(Dataset excerpt)

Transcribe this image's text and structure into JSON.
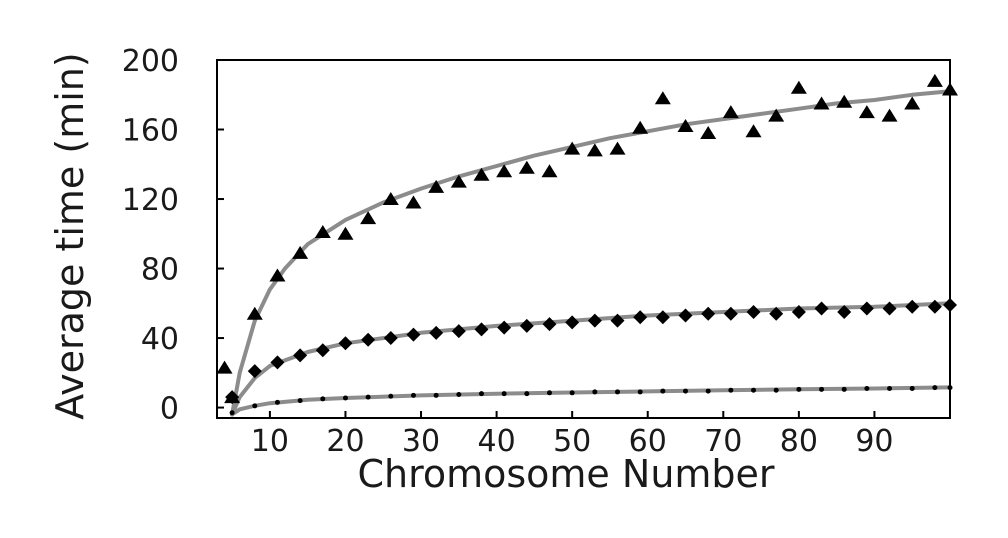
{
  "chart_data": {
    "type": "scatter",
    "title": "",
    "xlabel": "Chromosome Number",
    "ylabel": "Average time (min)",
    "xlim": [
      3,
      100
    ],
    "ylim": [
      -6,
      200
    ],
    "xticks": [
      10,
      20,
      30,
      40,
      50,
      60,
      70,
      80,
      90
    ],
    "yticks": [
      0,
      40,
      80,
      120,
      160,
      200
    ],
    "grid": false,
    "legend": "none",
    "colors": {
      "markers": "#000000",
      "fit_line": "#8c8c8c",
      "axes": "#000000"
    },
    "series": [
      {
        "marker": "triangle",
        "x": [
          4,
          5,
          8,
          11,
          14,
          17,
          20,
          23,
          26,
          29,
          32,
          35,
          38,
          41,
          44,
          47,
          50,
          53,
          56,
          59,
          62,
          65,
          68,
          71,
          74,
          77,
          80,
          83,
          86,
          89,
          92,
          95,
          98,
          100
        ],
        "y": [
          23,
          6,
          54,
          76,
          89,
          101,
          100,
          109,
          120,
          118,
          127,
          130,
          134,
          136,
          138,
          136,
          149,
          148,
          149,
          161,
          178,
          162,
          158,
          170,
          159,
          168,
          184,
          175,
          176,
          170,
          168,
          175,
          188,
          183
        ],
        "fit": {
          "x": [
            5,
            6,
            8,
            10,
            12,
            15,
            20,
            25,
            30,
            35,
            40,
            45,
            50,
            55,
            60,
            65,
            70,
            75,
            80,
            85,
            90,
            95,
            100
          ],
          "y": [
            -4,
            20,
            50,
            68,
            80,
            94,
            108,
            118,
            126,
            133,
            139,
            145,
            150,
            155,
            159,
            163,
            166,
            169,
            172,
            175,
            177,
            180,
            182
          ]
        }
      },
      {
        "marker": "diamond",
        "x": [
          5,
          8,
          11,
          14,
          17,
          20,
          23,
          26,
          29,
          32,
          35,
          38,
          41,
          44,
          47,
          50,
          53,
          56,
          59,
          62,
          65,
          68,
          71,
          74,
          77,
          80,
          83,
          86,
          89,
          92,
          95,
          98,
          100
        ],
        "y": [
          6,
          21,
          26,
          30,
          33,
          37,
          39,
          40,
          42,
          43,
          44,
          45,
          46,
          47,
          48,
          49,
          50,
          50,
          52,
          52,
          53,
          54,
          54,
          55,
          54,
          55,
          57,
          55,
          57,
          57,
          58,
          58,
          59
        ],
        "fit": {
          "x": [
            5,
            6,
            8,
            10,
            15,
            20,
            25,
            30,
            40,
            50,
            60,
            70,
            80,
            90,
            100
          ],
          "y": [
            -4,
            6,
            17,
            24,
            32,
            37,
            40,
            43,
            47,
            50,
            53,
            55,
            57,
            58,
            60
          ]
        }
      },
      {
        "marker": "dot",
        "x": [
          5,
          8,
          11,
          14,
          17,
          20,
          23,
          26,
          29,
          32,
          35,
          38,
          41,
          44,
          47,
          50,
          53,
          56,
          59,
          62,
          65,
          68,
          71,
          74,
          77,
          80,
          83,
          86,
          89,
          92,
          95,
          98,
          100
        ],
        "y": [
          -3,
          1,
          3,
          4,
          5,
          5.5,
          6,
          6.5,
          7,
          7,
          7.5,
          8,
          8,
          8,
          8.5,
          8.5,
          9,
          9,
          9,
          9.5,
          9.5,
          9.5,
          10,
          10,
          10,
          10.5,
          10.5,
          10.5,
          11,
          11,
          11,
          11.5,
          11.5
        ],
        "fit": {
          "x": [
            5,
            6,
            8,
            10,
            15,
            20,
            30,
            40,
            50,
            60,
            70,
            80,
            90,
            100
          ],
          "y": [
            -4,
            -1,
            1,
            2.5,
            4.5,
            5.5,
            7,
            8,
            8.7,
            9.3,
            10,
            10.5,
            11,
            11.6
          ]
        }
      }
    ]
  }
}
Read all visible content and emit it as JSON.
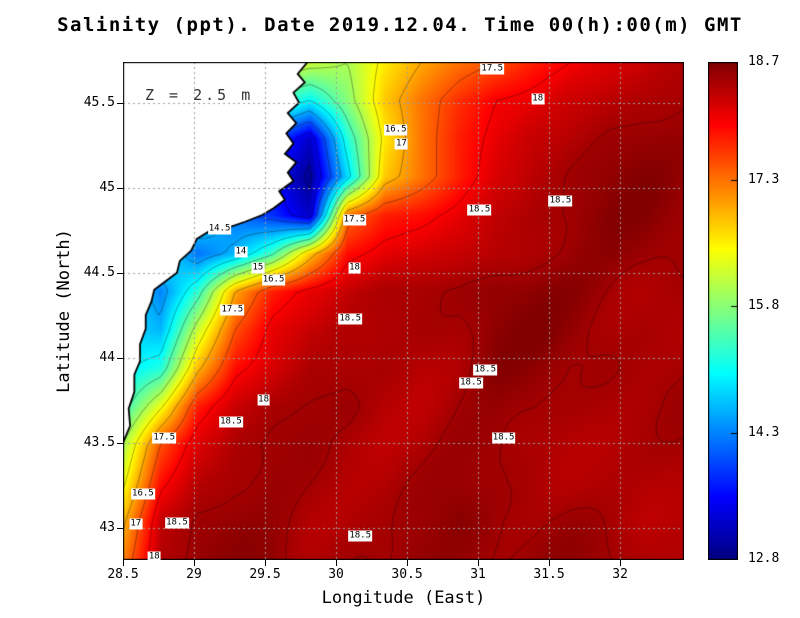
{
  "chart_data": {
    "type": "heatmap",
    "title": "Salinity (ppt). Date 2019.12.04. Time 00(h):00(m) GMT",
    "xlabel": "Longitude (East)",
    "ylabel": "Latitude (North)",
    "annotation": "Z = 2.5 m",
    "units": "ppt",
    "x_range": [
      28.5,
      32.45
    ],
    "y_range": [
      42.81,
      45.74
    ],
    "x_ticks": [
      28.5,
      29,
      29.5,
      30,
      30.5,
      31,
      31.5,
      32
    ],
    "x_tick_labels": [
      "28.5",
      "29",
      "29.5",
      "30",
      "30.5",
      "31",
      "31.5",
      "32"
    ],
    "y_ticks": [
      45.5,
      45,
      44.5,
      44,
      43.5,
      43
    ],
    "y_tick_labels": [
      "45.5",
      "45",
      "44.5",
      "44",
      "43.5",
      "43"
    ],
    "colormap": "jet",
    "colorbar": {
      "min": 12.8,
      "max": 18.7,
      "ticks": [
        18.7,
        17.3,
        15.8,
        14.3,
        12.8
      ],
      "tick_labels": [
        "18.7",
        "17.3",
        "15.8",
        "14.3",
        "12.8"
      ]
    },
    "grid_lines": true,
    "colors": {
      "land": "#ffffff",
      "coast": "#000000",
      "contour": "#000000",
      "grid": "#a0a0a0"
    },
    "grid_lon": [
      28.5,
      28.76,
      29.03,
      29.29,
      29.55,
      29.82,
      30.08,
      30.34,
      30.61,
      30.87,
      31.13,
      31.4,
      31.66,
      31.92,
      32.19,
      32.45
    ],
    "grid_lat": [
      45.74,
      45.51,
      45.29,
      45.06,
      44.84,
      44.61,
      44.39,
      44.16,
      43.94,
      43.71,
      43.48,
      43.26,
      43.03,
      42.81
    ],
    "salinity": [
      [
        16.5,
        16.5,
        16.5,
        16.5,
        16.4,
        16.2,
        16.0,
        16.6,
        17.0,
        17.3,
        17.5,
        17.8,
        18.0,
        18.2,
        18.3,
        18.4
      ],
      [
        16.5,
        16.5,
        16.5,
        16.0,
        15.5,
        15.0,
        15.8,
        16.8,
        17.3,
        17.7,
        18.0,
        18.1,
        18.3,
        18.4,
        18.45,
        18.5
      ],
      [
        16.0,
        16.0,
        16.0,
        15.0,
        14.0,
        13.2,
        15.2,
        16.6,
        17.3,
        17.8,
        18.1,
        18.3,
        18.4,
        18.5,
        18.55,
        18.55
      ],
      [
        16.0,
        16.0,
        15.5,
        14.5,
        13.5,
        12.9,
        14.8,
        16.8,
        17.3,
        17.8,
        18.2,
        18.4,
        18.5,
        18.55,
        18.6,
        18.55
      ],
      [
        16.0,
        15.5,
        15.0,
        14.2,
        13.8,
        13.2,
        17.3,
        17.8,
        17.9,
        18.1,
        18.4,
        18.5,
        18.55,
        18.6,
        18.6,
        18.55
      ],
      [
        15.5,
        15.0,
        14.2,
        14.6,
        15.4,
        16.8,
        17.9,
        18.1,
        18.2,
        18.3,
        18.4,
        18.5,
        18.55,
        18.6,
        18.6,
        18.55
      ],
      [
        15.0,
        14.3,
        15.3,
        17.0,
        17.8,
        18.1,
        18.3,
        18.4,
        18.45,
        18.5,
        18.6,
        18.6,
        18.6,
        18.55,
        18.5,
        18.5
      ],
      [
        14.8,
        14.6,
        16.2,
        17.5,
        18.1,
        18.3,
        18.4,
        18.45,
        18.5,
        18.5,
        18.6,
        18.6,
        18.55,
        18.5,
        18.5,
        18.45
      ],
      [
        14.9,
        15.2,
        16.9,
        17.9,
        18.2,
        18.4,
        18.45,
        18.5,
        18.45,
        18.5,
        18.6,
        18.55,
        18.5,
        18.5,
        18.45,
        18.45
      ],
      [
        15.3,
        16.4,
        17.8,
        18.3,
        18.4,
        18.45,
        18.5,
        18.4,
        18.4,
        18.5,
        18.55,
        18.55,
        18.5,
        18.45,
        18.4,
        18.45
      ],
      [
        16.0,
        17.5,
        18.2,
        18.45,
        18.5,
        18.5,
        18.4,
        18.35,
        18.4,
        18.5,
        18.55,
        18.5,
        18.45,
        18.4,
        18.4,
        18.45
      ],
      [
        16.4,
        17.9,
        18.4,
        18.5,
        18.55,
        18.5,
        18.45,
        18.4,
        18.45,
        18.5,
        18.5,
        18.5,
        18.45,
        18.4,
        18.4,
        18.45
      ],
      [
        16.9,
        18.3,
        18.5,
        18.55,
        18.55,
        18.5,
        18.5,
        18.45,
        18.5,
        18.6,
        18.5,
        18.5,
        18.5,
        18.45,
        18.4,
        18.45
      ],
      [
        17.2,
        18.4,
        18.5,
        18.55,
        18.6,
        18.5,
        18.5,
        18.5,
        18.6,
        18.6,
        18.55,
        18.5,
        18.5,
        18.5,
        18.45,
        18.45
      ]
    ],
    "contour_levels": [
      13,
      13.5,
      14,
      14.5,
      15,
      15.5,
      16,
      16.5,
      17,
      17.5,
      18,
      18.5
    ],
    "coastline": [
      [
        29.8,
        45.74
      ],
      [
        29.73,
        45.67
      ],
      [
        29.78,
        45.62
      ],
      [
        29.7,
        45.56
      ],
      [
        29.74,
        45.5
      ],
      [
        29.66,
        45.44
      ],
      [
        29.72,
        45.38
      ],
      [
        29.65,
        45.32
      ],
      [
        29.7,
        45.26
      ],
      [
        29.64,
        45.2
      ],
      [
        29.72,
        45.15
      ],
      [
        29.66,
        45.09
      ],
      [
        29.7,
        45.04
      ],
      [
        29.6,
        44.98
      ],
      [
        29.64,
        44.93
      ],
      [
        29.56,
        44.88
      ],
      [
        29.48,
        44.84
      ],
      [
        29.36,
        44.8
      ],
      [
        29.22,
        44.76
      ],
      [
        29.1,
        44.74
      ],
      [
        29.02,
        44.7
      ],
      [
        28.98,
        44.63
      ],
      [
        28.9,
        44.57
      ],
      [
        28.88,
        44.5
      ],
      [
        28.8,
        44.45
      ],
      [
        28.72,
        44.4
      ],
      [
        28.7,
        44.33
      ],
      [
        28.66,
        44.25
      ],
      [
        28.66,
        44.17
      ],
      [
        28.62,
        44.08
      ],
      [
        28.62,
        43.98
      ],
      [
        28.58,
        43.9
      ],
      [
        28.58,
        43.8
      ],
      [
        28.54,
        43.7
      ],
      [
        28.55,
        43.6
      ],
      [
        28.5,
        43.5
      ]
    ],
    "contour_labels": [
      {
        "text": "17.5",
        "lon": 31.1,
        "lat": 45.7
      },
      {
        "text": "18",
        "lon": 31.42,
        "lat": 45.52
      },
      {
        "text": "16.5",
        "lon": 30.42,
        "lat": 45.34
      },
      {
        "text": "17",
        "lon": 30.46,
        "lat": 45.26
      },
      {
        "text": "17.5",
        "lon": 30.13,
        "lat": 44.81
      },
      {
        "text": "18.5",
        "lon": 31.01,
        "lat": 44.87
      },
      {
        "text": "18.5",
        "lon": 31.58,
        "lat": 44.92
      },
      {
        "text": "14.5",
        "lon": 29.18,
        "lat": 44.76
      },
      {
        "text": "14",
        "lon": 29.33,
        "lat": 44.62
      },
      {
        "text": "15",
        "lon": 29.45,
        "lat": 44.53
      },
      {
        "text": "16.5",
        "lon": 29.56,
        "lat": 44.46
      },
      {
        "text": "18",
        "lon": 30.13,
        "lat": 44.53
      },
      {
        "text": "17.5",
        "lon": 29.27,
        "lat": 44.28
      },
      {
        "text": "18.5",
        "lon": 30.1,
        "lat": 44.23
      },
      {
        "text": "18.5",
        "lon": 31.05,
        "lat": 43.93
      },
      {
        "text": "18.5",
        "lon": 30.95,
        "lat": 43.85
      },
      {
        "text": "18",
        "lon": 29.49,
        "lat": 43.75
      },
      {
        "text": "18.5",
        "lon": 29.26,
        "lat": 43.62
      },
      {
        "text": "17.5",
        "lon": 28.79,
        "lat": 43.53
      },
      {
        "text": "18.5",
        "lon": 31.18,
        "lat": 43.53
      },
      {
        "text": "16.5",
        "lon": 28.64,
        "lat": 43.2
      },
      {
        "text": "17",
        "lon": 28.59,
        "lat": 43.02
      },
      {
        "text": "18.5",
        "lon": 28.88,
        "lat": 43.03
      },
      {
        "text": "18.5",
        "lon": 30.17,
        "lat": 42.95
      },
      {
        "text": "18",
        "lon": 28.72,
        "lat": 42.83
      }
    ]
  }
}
==
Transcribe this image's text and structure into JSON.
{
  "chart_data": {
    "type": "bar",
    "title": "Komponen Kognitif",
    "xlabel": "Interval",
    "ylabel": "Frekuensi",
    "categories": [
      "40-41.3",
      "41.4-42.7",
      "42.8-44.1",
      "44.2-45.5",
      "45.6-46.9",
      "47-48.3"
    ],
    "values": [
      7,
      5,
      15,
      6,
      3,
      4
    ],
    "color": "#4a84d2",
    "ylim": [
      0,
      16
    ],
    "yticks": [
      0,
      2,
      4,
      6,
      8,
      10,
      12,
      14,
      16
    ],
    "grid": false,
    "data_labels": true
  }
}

**Task brief**
Where a line in the entries holds "title", copy that line.

**Full solution**
    "title": "",
    "title": "Salinity (ppt). Date 2019.12.04. Time 00(h):00(m) GMT",
    "title": "Komponen Kognitif",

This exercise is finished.